-- EXCERPTED RECORDS start --
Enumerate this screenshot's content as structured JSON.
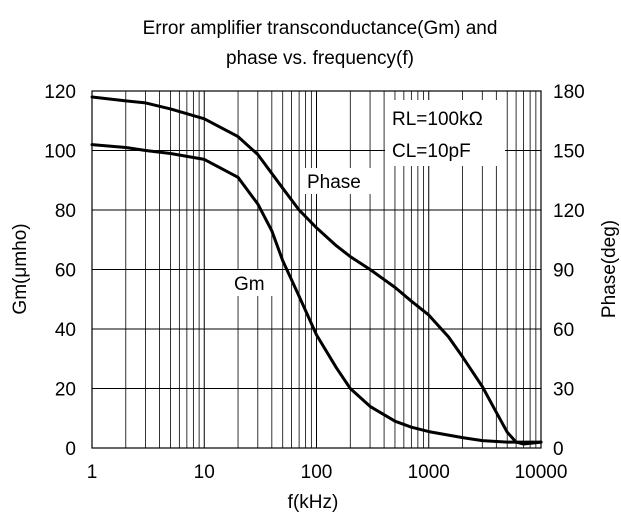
{
  "chart_data": {
    "type": "line",
    "title_line1": "Error amplifier transconductance(Gm) and",
    "title_line2": "phase vs. frequency(f)",
    "xlabel": "f(kHz)",
    "ylabel_left": "Gm(μmho)",
    "ylabel_right": "Phase(deg)",
    "x_scale": "log",
    "xlim": [
      1,
      10000
    ],
    "ylim_left": [
      0,
      120
    ],
    "ylim_right": [
      0,
      180
    ],
    "grid": true,
    "x_ticks": [
      1,
      10,
      100,
      1000,
      10000
    ],
    "x_tick_labels": [
      "1",
      "10",
      "100",
      "1000",
      "10000"
    ],
    "y_left_ticks": [
      0,
      20,
      40,
      60,
      80,
      100,
      120
    ],
    "y_left_tick_labels": [
      "0",
      "20",
      "40",
      "60",
      "80",
      "100",
      "120"
    ],
    "y_right_ticks": [
      0,
      30,
      60,
      90,
      120,
      150,
      180
    ],
    "y_right_tick_labels": [
      "0",
      "30",
      "60",
      "90",
      "120",
      "150",
      "180"
    ],
    "annotations": {
      "rl": "RL=100kΩ",
      "cl": "CL=10pF",
      "phase_label": "Phase",
      "gm_label": "Gm"
    },
    "series": [
      {
        "name": "Phase",
        "axis": "right",
        "x": [
          1,
          2,
          3,
          5,
          10,
          20,
          30,
          50,
          70,
          100,
          150,
          200,
          300,
          500,
          700,
          1000,
          1500,
          2000,
          3000,
          4000,
          5000,
          6000,
          7000,
          10000
        ],
        "y": [
          177,
          175,
          174,
          171,
          166,
          157,
          148,
          131,
          120,
          111,
          102,
          96.5,
          90,
          81,
          74,
          67,
          56,
          46,
          31,
          18,
          8,
          3,
          2,
          3
        ]
      },
      {
        "name": "Gm",
        "axis": "left",
        "x": [
          1,
          2,
          3,
          5,
          10,
          20,
          30,
          40,
          50,
          70,
          100,
          150,
          200,
          300,
          500,
          700,
          1000,
          2000,
          3000,
          5000,
          7000,
          10000
        ],
        "y": [
          102,
          101,
          100,
          99,
          97,
          91,
          82,
          73,
          63,
          51,
          38,
          27,
          20,
          14,
          9,
          7,
          5.5,
          3.5,
          2.5,
          2,
          2,
          2
        ]
      }
    ]
  }
}
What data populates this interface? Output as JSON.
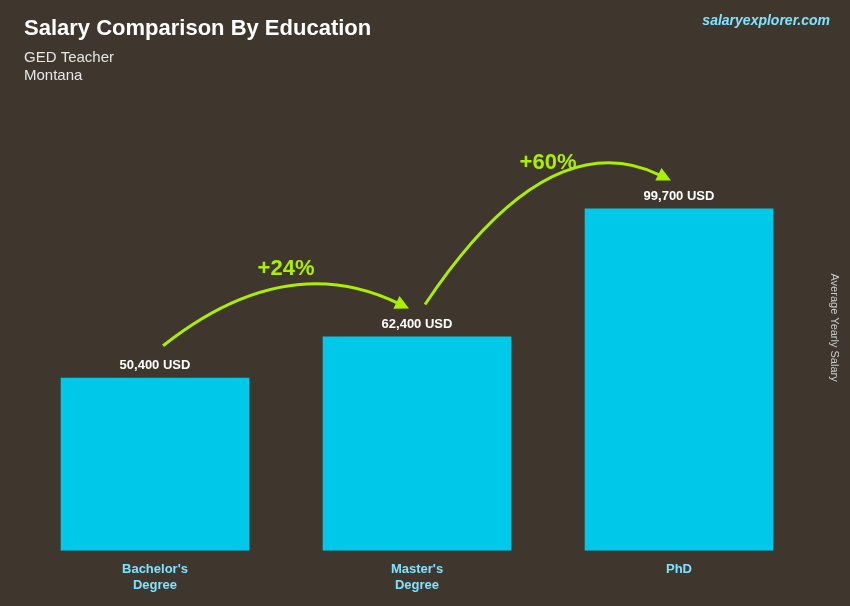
{
  "chart_data": {
    "type": "bar",
    "title": "Salary Comparison By Education",
    "subtitle": [
      "GED Teacher",
      "Montana"
    ],
    "ylabel": "Average Yearly Salary",
    "categories": [
      "Bachelor's\nDegree",
      "Master's\nDegree",
      "PhD"
    ],
    "values": [
      50400,
      62400,
      99700
    ],
    "value_labels": [
      "50,400 USD",
      "62,400 USD",
      "99,700 USD"
    ],
    "data_labels": true,
    "color": "#00c8e8",
    "ylim": [
      0,
      130000
    ],
    "grid": false,
    "tick_labels": "x",
    "annotations": [
      {
        "text": "+24%",
        "from": "Bachelor's\nDegree",
        "to": "Master's\nDegree",
        "color": "#aaee00"
      },
      {
        "text": "+60%",
        "from": "Master's\nDegree",
        "to": "PhD",
        "color": "#aaee00"
      },
      {
        "text": "salaryexplorer.com"
      }
    ]
  }
}
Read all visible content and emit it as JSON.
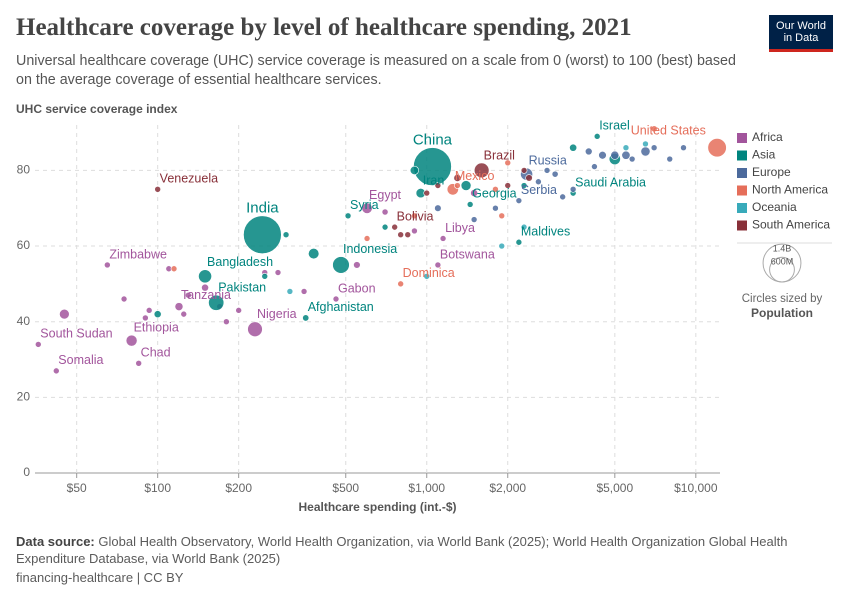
{
  "chart_data": {
    "type": "scatter",
    "title": "Healthcare coverage by level of healthcare spending, 2021",
    "subtitle": "Universal healthcare coverage (UHC) service coverage is measured on a scale from 0 (worst) to 100 (best) based on the average coverage of essential healthcare services.",
    "y_label": "UHC service coverage index",
    "x_label": "Healthcare spending (int.-$)",
    "logo": [
      "Our World",
      "in Data"
    ],
    "source_label": "Data source:",
    "source": "Global Health Observatory, World Health Organization, via World Bank (2025); World Health Organization Global Health Expenditure Database, via World Bank (2025)",
    "footer": "financing-healthcare | CC BY",
    "xscale": "log",
    "grid": true,
    "legend_position": "right",
    "xlim": [
      35,
      12300
    ],
    "ylim": [
      0,
      92
    ],
    "xticks": [
      {
        "value": 50,
        "label": "$50"
      },
      {
        "value": 100,
        "label": "$100"
      },
      {
        "value": 200,
        "label": "$200"
      },
      {
        "value": 500,
        "label": "$500"
      },
      {
        "value": 1000,
        "label": "$1,000"
      },
      {
        "value": 2000,
        "label": "$2,000"
      },
      {
        "value": 5000,
        "label": "$5,000"
      },
      {
        "value": 10000,
        "label": "$10,000"
      }
    ],
    "yticks": [
      0,
      20,
      40,
      60,
      80
    ],
    "size_legend_title": "Circles sized by",
    "size_variable": "Population",
    "size_legend": [
      {
        "value": 1400000000,
        "label": "1.4B"
      },
      {
        "value": 600000000,
        "label": "600M"
      }
    ],
    "series": [
      {
        "name": "Africa",
        "color": "#a2559c",
        "x": [
          36,
          42,
          45,
          65,
          80,
          85,
          93,
          120,
          230,
          460,
          600,
          1100,
          1150,
          75,
          110,
          130,
          150,
          170,
          200,
          250,
          280,
          350,
          700,
          900,
          1500,
          90,
          125,
          180,
          550
        ],
        "values": [
          34,
          27,
          42,
          55,
          35,
          29,
          43,
          44,
          38,
          46,
          70,
          55,
          62,
          46,
          54,
          47,
          49,
          44,
          43,
          53,
          53,
          48,
          69,
          64,
          74,
          41,
          42,
          40,
          55
        ],
        "sizes": [
          11000000,
          17000000,
          95000000,
          16000000,
          120000000,
          17000000,
          30000000,
          64000000,
          213000000,
          2300000,
          109000000,
          2500000,
          6700000,
          5000000,
          20000000,
          15000000,
          50000000,
          20000000,
          33000000,
          27000000,
          28000000,
          26000000,
          37000000,
          12000000,
          50000000,
          8000000,
          19000000,
          29000000,
          45000000
        ],
        "names": [
          "South Sudan",
          "Somalia",
          null,
          "Zimbabwe",
          "Ethiopia",
          "Chad",
          null,
          "Tanzania",
          "Nigeria",
          "Gabon",
          "Egypt",
          "Botswana",
          "Libya",
          null,
          null,
          null,
          null,
          null,
          null,
          null,
          null,
          null,
          null,
          null,
          null,
          null,
          null,
          null,
          null
        ]
      },
      {
        "name": "Asia",
        "color": "#00847e",
        "x": [
          1050,
          245,
          480,
          150,
          165,
          355,
          950,
          510,
          4300,
          3500,
          1450,
          2200,
          1400,
          5000,
          380,
          900,
          250,
          100,
          3500,
          2300,
          700,
          300
        ],
        "values": [
          81,
          63,
          55,
          52,
          45,
          41,
          74,
          68,
          89,
          74,
          71,
          61,
          76,
          83,
          58,
          80,
          52,
          42,
          86,
          76,
          65,
          63
        ],
        "sizes": [
          1410000000,
          1400000000,
          274000000,
          169000000,
          231000000,
          40000000,
          88000000,
          21000000,
          9000000,
          36000000,
          3700000,
          500000,
          98000000,
          125000000,
          110000000,
          70000000,
          30000000,
          50000000,
          52000000,
          32000000,
          5000000,
          10000000
        ],
        "names": [
          "China",
          "India",
          "Indonesia",
          "Bangladesh",
          "Pakistan",
          "Afghanistan",
          "Iran",
          "Syria",
          "Israel",
          "Saudi Arabia",
          "Georgia",
          "Maldives",
          null,
          null,
          null,
          null,
          null,
          null,
          null,
          null,
          null,
          null
        ]
      },
      {
        "name": "Europe",
        "color": "#4c6a9c",
        "x": [
          2350,
          2200,
          6500,
          5000,
          5500,
          4500,
          4000,
          3000,
          1100,
          8000,
          9000,
          2600,
          3200,
          4200,
          7000,
          2800,
          1800,
          1500,
          5800,
          3500
        ],
        "values": [
          79,
          72,
          85,
          84,
          84,
          84,
          85,
          79,
          70,
          83,
          86,
          77,
          73,
          81,
          86,
          80,
          70,
          67,
          83,
          75
        ],
        "sizes": [
          145000000,
          6800000,
          83000000,
          67000000,
          68000000,
          59000000,
          47000000,
          38000000,
          44000000,
          5400000,
          8700000,
          10000000,
          19000000,
          10000000,
          17000000,
          1400000,
          2800000,
          3000000,
          5000000,
          6900000
        ],
        "names": [
          "Russia",
          "Serbia",
          null,
          null,
          null,
          null,
          null,
          null,
          null,
          null,
          null,
          null,
          null,
          null,
          null,
          null,
          null,
          null,
          null,
          null
        ]
      },
      {
        "name": "North America",
        "color": "#e56e5a",
        "x": [
          12000,
          1250,
          800,
          7000,
          1300,
          900,
          600,
          115,
          1800,
          2000,
          1900
        ],
        "values": [
          86,
          75,
          50,
          91,
          76,
          68,
          62,
          54,
          75,
          82,
          68
        ],
        "sizes": [
          336000000,
          127000000,
          70000,
          38000000,
          5000000,
          11000000,
          17000000,
          11000000,
          11000000,
          300000,
          2800000
        ],
        "names": [
          "United States",
          "Mexico",
          "Dominica",
          null,
          null,
          null,
          null,
          null,
          null,
          null,
          null
        ]
      },
      {
        "name": "Oceania",
        "color": "#38aaba",
        "x": [
          6500,
          5500,
          2300,
          1900,
          310,
          1000
        ],
        "values": [
          87,
          86,
          65,
          60,
          48,
          52
        ],
        "sizes": [
          26000000,
          5000000,
          900000,
          200000,
          10000000,
          100000
        ],
        "names": [
          null,
          null,
          null,
          null,
          null,
          null
        ]
      },
      {
        "name": "South America",
        "color": "#883039",
        "x": [
          100,
          1600,
          760,
          2400,
          2300,
          1300,
          1100,
          1000,
          850,
          2000,
          800
        ],
        "values": [
          75,
          80,
          65,
          78,
          80,
          78,
          76,
          74,
          63,
          76,
          63
        ],
        "sizes": [
          28000000,
          214000000,
          12000000,
          45000000,
          19000000,
          51000000,
          33000000,
          18000000,
          7000000,
          3400000,
          800000
        ],
        "names": [
          "Venezuela",
          "Brazil",
          "Bolivia",
          null,
          null,
          null,
          null,
          null,
          null,
          null,
          null
        ]
      }
    ]
  }
}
-- EXCERPTED RECORDS end --
### [REQUIREMENT]
Count how many lines of the material hold the string "coverage". Give the number and nothing more.

### [RESPONSE FOR THIS EXERCISE]
3